[Stated problem 1] Update the forum post about winter tyres: write it out again beginning at the words "As you say, we" and stopping after "in deep snow.", with "chains" replaced by "snow socks".
[Stated problem 2] According to the forum post about winter tyres, how much does a set of chains cost?
[Stated problem 3]
Do these statements agree with the forum post about winter tyres? Answer yes or no for each, quoting the deciding words.
(a) A set of winter tyres costs £600.
(b) Winter tyres are described as sufficient in deep snow.
(c) Getting winter tyres changed over costs £150 or more per year.

[Passage provided]
......

Even when I was not spending the whole season out here I’d have a set of winter tyres I’d switch over to?

Think it’s a classic Chelsea Tractor, and they of course can be driven by the worst numpties of all as they think because they have a pucker Swedish 4x4 / Range Rover / Discovery they are invincible even with summer tyres, hence my photo.

Maybe I ruffled a few feathers for people on here Toofy Grin


As you say, we don’t know if they were summer or winter tyres. By your own admission, winter tyres were not good enough to get going without a push so I would have thought chains were the right approach regardless of the tyres. Why might he not have winter tyres? Cost/benefit ratio. If you come to the Alps for one week a year and nine times out of ten you don’t need additional traction then a £120 set of chains seems like a good idea compared to a £600 set of winters that cost you £150+ per year to keep getting changed over and still aren’t sufficient in deep snow.

......

[Extracted data]
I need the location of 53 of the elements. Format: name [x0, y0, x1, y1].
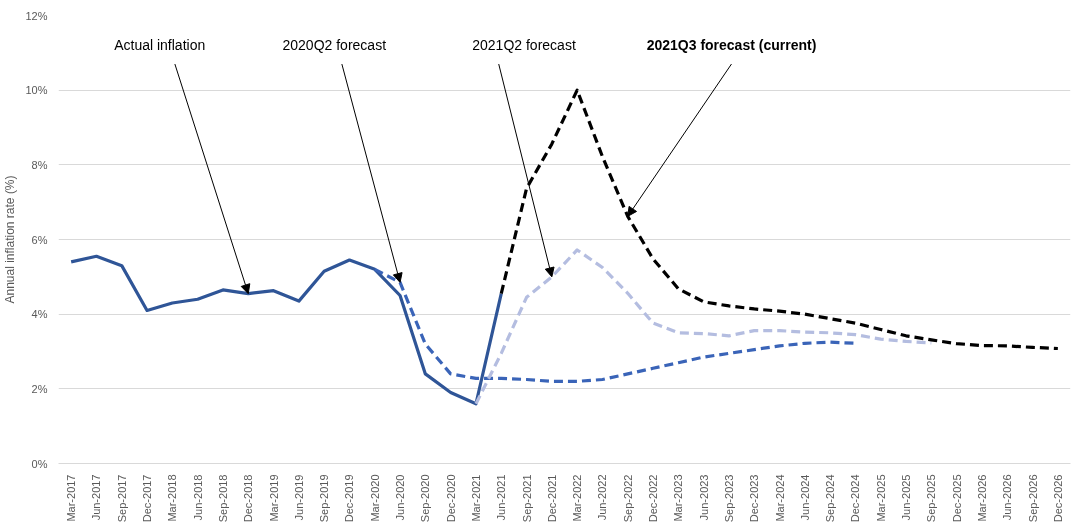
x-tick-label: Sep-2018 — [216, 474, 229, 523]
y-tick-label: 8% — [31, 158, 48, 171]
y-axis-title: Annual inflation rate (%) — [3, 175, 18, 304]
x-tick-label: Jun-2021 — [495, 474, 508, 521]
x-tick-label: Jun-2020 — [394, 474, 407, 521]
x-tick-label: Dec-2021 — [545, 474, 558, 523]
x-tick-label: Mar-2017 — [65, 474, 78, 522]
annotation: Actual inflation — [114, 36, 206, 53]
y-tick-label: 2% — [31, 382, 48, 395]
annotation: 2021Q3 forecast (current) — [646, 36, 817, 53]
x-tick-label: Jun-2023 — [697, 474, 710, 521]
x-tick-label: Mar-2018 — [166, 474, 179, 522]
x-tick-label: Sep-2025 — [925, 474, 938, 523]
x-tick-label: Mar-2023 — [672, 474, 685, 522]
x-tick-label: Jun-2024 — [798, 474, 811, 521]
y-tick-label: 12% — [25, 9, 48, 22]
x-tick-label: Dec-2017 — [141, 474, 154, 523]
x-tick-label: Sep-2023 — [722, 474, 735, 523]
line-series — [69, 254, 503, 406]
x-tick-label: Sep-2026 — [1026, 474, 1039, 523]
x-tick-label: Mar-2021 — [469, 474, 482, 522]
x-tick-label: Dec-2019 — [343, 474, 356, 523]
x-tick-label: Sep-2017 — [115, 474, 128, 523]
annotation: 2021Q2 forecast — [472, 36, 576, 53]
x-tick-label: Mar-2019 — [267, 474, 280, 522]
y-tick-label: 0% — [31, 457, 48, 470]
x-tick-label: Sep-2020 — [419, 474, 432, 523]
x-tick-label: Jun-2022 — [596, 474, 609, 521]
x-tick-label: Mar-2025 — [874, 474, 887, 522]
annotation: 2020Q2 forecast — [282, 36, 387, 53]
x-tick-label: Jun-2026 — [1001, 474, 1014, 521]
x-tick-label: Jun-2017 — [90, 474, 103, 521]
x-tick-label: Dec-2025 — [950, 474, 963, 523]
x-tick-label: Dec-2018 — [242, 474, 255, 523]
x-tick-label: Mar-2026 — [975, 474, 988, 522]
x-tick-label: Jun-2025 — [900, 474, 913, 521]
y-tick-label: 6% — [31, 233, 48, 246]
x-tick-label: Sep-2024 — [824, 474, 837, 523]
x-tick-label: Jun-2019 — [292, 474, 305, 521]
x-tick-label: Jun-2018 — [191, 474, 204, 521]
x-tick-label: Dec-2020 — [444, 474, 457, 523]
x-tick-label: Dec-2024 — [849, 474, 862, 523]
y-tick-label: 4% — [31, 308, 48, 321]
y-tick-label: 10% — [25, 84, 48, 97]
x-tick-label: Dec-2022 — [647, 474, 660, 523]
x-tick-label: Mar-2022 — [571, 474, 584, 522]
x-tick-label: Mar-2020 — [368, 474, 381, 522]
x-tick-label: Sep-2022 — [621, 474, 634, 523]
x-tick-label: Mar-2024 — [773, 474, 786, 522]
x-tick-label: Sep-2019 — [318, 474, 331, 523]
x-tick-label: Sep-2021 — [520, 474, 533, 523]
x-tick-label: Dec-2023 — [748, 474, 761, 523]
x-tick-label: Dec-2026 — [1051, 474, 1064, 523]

......

[Task result 1]
As you say, we don’t know if they were summer or winter tyres. By your own admission, winter tyres were not good enough to get going without a push so I would have thought snow socks were the right approach regardless of the tyres. Why might he not have winter tyres? Cost/benefit ratio. If you come to the Alps for one week a year and nine times out of ten you don’t need additional traction then a £120 set of snow socks seems like a good idea compared to a £600 set of winters that cost you £150+ per year to keep getting changed over and still aren’t sufficient in deep snow.

[Task result 2] £120

[Task result 3]
(a) Yes: "a £600 set of winters"
(b) No: "still aren’t sufficient in deep snow"
(c) Yes: "cost you £150+ per year to keep getting changed over"